Part of a data file
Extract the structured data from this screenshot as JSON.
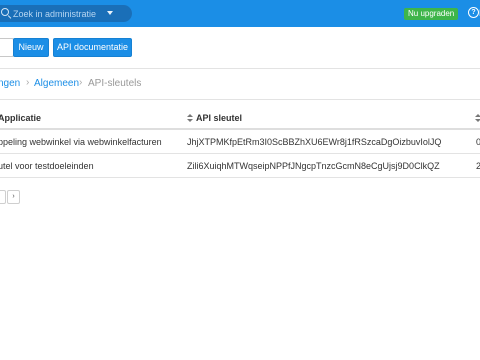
{
  "search": {
    "placeholder": "Zoek in administratie"
  },
  "topbar": {
    "upgrade_label": "Nu upgraden",
    "help_label": "H"
  },
  "toolbar": {
    "new_label": "Nieuw",
    "api_docs_label": "API documentatie"
  },
  "breadcrumb": {
    "items": [
      "ngen",
      "Algemeen",
      "API-sleutels"
    ]
  },
  "table": {
    "headers": [
      "Applicatie",
      "API sleutel",
      ""
    ],
    "rows": [
      {
        "application": "ppeling webwinkel via webwinkelfacturen",
        "api_key": "JhjXTPMKfpEtRm3I0ScBBZhXU6EWr8j1fRSzcaDgOizbuvIolJQ",
        "extra": "0"
      },
      {
        "application": "utel voor testdoeleinden",
        "api_key": "Zili6XuiqhMTWqseipNPPfJNgcpTnzcGcmN8eCgUjsj9D0ClkQZ",
        "extra": "2"
      }
    ]
  },
  "pager": {
    "next_label": "›"
  },
  "colors": {
    "brand": "#1b8ee6",
    "upgrade": "#3eb54a"
  }
}
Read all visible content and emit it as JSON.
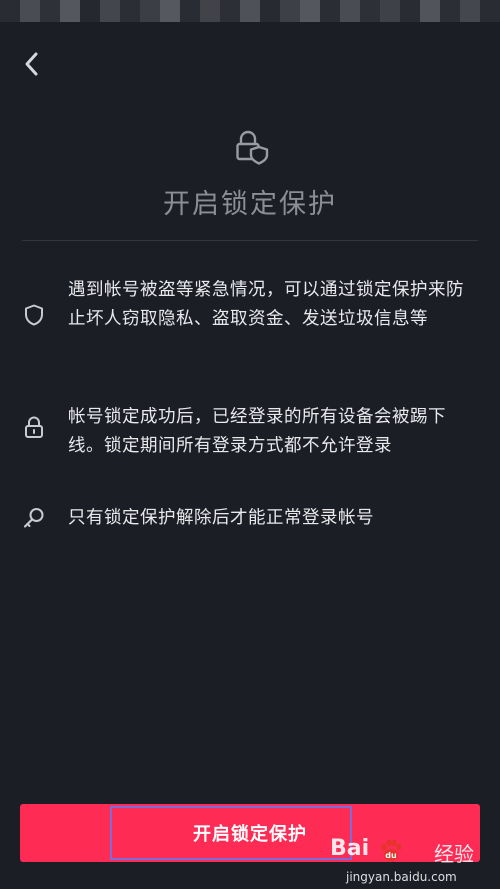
{
  "header": {
    "back_icon": "chevron-left-icon",
    "lock_icon": "lock-shield-icon",
    "title": "开启锁定保护"
  },
  "info_items": [
    {
      "icon": "shield-icon",
      "text": "遇到帐号被盗等紧急情况，可以通过锁定保护来防止坏人窃取隐私、盗取资金、发送垃圾信息等"
    },
    {
      "icon": "lock-icon",
      "text": "帐号锁定成功后，已经登录的所有设备会被踢下线。锁定期间所有登录方式都不允许登录"
    },
    {
      "icon": "key-icon",
      "text": "只有锁定保护解除后才能正常登录帐号"
    }
  ],
  "footer": {
    "enable_button_label": "开启锁定保护"
  },
  "watermark": {
    "brand": "Bai",
    "brand_cn": "经验",
    "url": "jingyan.baidu.com"
  },
  "colors": {
    "background": "#1c1e26",
    "accent": "#fe2c55",
    "title_gray": "#8d8e95",
    "text": "#e9e9ec"
  }
}
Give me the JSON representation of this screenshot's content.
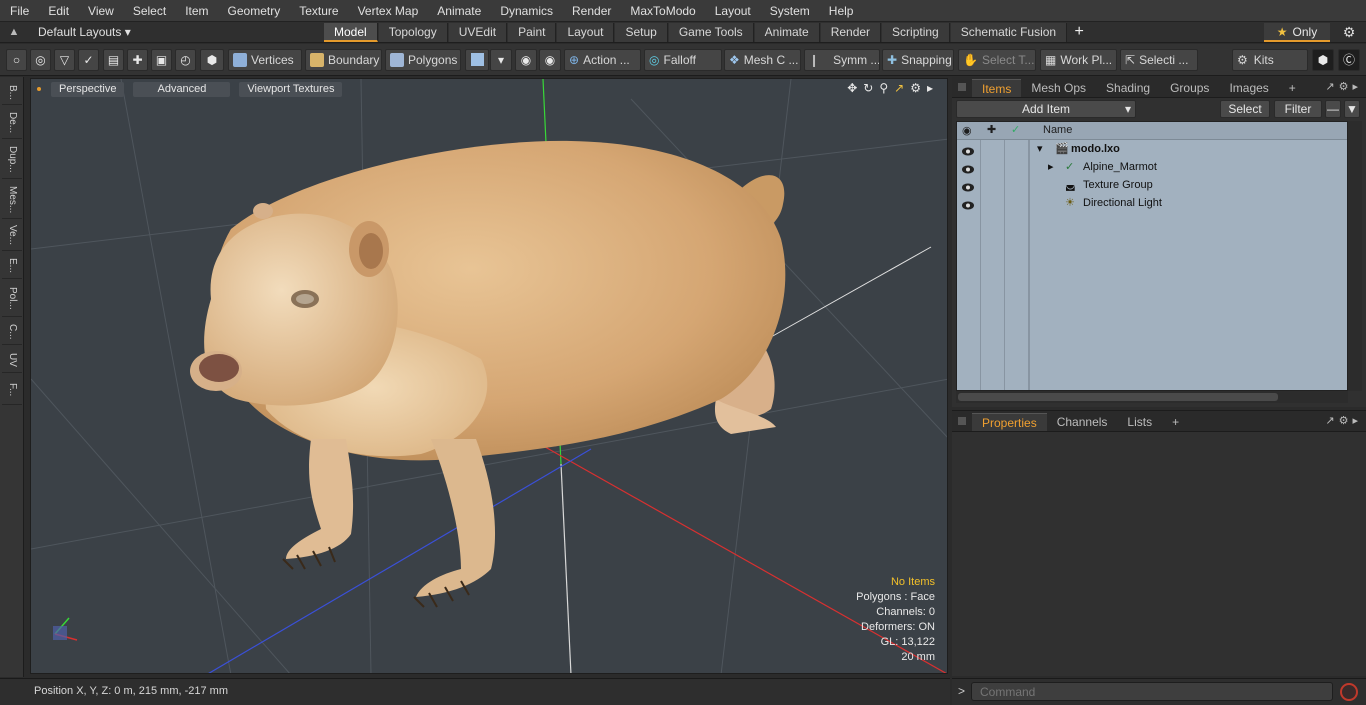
{
  "menu": [
    "File",
    "Edit",
    "View",
    "Select",
    "Item",
    "Geometry",
    "Texture",
    "Vertex Map",
    "Animate",
    "Dynamics",
    "Render",
    "MaxToModo",
    "Layout",
    "System",
    "Help"
  ],
  "layout_bar": {
    "layouts_label": "Default Layouts ▾",
    "tabs": [
      "Model",
      "Topology",
      "UVEdit",
      "Paint",
      "Layout",
      "Setup",
      "Game Tools",
      "Animate",
      "Render",
      "Scripting",
      "Schematic Fusion"
    ],
    "active_tab": "Model",
    "only_label": "Only"
  },
  "toolbar": {
    "vertices": "Vertices",
    "boundary": "Boundary",
    "polygons": "Polygons",
    "action": "Action ...",
    "falloff": "Falloff",
    "mesh": "Mesh C ...",
    "symmetry": "Symm ...",
    "snapping": "Snapping",
    "select_t": "Select T...",
    "work_plane": "Work Pl...",
    "selection": "Selecti ...",
    "kits": "Kits"
  },
  "left_tabs": [
    "B...",
    "De...",
    "Dup...",
    "Mes...",
    "Ve...",
    "E...",
    "Pol...",
    "C...",
    "UV",
    "F..."
  ],
  "viewport": {
    "view_mode": "Perspective",
    "shading": "Advanced",
    "textures": "Viewport Textures",
    "info": {
      "items": "No Items",
      "polygons": "Polygons : Face",
      "channels": "Channels: 0",
      "deformers": "Deformers: ON",
      "gl": "GL: 13,122",
      "scale": "20 mm"
    }
  },
  "status": {
    "position": "Position X, Y, Z:   0 m, 215 mm, -217 mm"
  },
  "items_panel": {
    "tabs": [
      "Items",
      "Mesh Ops",
      "Shading",
      "Groups",
      "Images"
    ],
    "active_tab": "Items",
    "add_item": "Add Item",
    "select": "Select",
    "filter": "Filter",
    "column_name": "Name",
    "tree": [
      {
        "label": "modo.lxo",
        "bold": true
      },
      {
        "label": "Alpine_Marmot",
        "bold": false
      },
      {
        "label": "Texture Group",
        "bold": false
      },
      {
        "label": "Directional Light",
        "bold": false
      }
    ]
  },
  "props_panel": {
    "tabs": [
      "Properties",
      "Channels",
      "Lists"
    ],
    "active_tab": "Properties"
  },
  "command": {
    "placeholder": "Command"
  },
  "colors": {
    "accent": "#e49a2c",
    "viewport_bg": "#3b4147",
    "tree_bg": "#a2b1bf",
    "marmot_body": "#d9ad7c"
  }
}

# Required task
Only the number is wanted: how many lines contain the string "polygons"?

# Exercise solution
2